═════ EXCERPTED PASSAGE
Thursday, 12 July 2018

Sharply contrasting worldviews in contemporary Africa!


Herbert Ekwe-Ekwe

TWO “voices” in the southwestcentral region of Africa with such contrasting worldviews are in contestation presently:

1. For the first “voice”, it is to threaten and threaten to murder, and indeed murder and murder and murder under the overarching flaming banner of the herd as they and their parents and grandparents have done during the course of the Igbo genocide these past 52 years (29 May 1966-12 July 2018) and the Igbo pogroms in Kano (1953) and Jos (1945) and the dreadful legacy of foreparents’ trail of murders and subjugations of indigenous African populations across the entire north stretches of the region since they left their Futa Djallon homeland in Guinea-Conakry just over 200 years ago to the day.
══════════
═════ COLLECTED DATA
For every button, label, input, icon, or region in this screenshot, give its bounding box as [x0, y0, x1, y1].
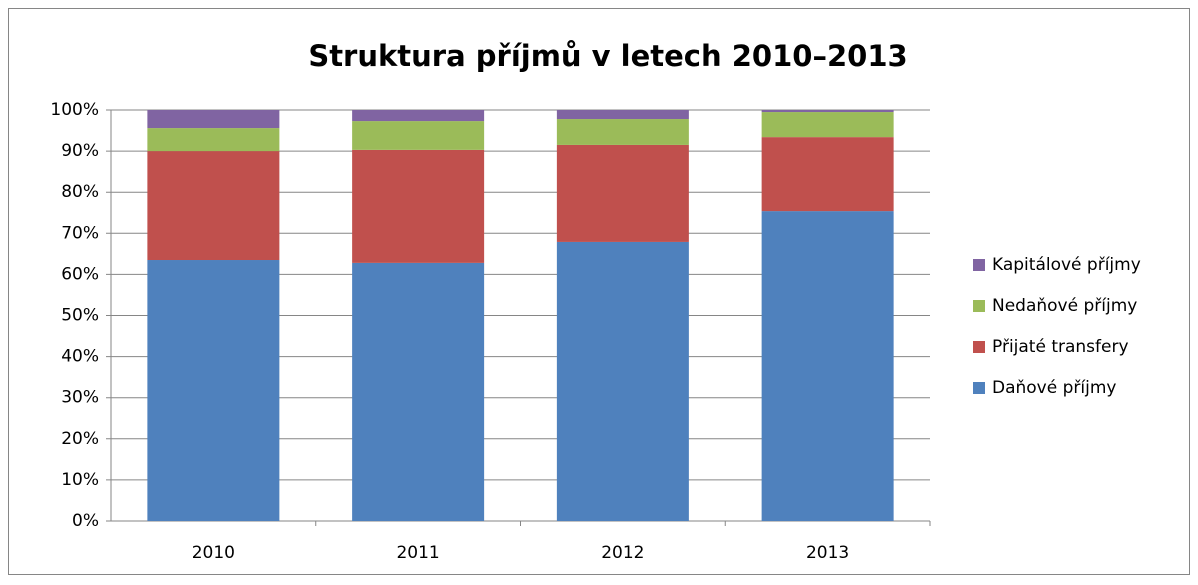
══════════
● **SHORT EXERCISE**
Transcribe everything in the text on contrasting worldviews in Africa from "Herbert Ekwe-Ekwe" down to "to the day.". The data has no connection to the text on contrasting worldviews in Africa.

● **SOLUTION FOR THIS EXERCISE**
Herbert Ekwe-Ekwe

TWO “voices” in the southwestcentral region of Africa with such contrasting worldviews are in contestation presently:

1. For the first “voice”, it is to threaten and threaten to murder, and indeed murder and murder and murder under the overarching flaming banner of the herd as they and their parents and grandparents have done during the course of the Igbo genocide these past 52 years (29 May 1966-12 July 2018) and the Igbo pogroms in Kano (1953) and Jos (1945) and the dreadful legacy of foreparents’ trail of murders and subjugations of indigenous African populations across the entire north stretches of the region since they left their Futa Djallon homeland in Guinea-Conakry just over 200 years ago to the day.